=== REQUIRED WORK ===
Read the records below. Copy each line where the string "color" occurs.
★ ★ ★ ★ ★
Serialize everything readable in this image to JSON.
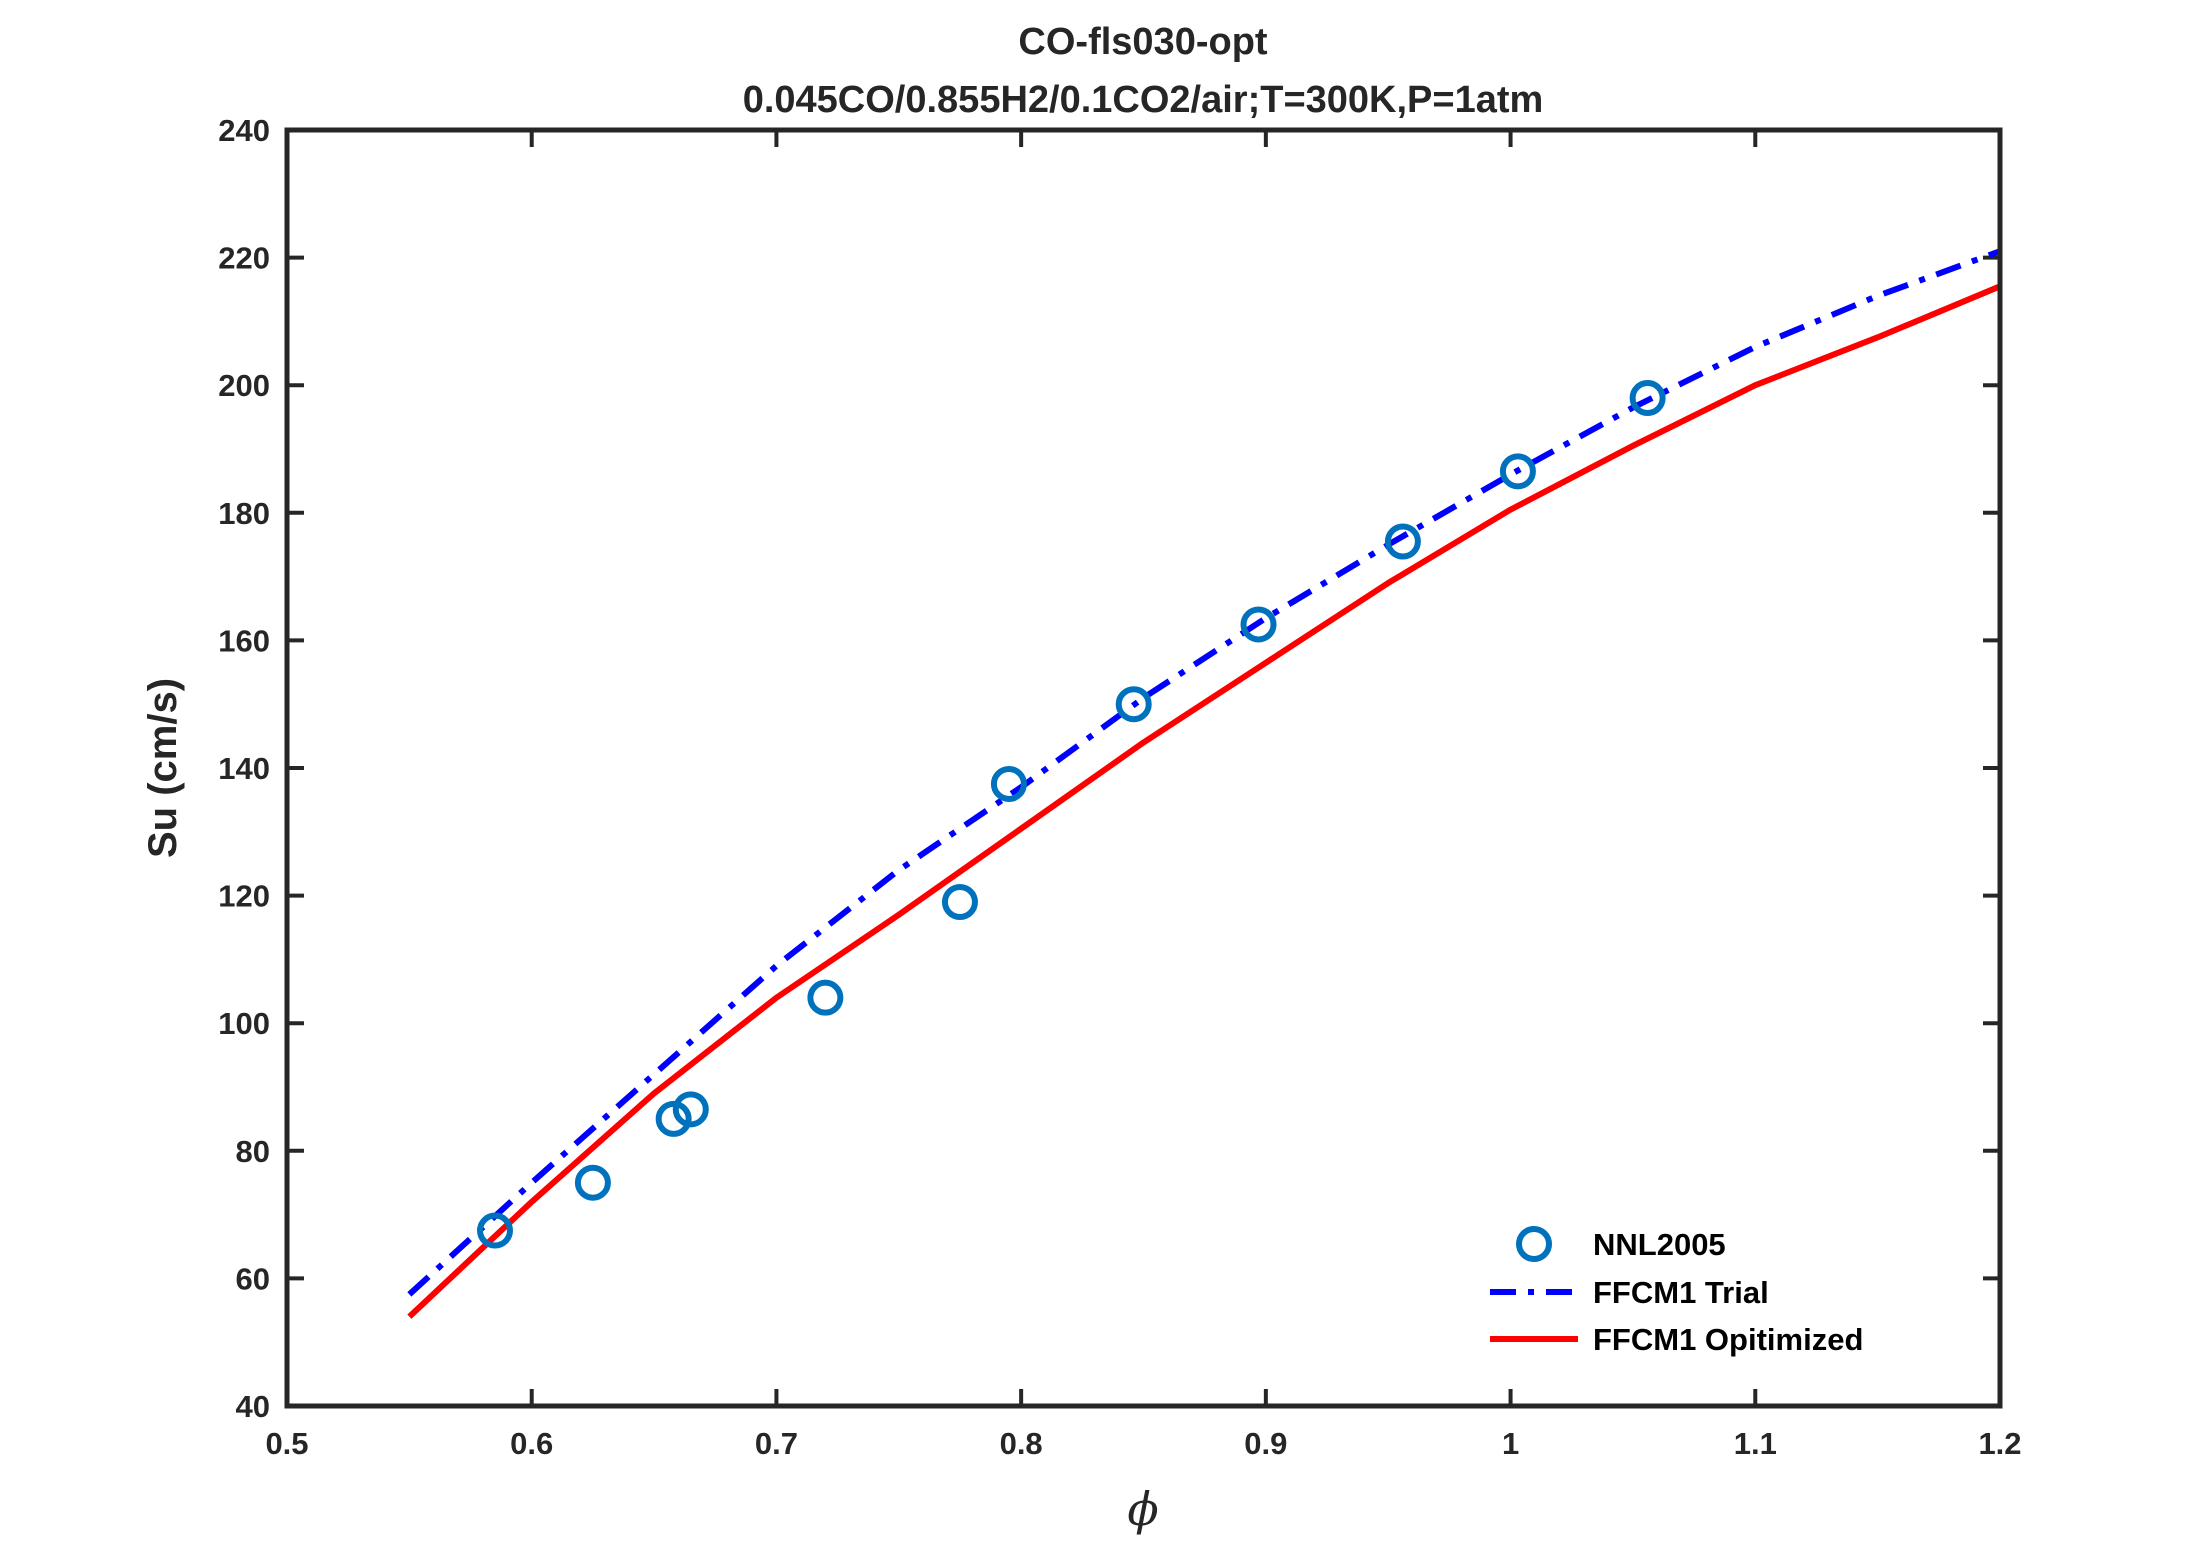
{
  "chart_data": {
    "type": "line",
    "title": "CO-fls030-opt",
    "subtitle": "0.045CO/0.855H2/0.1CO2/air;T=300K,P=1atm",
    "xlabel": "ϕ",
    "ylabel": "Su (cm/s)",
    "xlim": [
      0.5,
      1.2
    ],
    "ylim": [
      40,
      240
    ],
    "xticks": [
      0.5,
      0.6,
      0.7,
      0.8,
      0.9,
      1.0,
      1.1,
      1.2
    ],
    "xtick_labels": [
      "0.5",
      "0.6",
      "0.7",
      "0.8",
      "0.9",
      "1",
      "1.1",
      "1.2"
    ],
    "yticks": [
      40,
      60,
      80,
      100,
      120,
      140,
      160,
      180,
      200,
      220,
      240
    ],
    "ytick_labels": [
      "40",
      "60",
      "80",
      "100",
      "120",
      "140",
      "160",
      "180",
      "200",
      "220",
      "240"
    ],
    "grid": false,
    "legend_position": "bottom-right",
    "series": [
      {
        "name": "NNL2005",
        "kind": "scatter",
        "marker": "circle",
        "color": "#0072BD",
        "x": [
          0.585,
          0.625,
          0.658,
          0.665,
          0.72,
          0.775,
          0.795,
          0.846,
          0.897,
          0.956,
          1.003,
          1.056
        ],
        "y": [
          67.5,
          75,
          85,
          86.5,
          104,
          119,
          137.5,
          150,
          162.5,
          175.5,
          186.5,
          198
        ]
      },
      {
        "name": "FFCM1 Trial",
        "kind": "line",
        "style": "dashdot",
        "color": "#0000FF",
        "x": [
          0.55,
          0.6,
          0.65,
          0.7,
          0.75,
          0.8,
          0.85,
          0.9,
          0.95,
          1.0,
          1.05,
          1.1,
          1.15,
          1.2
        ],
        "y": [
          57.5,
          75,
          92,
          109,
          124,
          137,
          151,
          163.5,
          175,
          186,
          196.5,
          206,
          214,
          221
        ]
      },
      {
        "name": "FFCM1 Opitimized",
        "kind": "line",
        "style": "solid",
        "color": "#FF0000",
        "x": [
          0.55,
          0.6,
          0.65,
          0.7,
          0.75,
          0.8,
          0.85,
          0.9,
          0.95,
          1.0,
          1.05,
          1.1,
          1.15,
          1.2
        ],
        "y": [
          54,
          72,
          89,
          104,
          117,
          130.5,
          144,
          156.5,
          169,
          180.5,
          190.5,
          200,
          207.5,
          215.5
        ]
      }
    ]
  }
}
★ ★ ★ ★ ★
=== FULL RESPONSE ===
        "color": "#0072BD",
        "color": "#0000FF",
        "color": "#FF0000",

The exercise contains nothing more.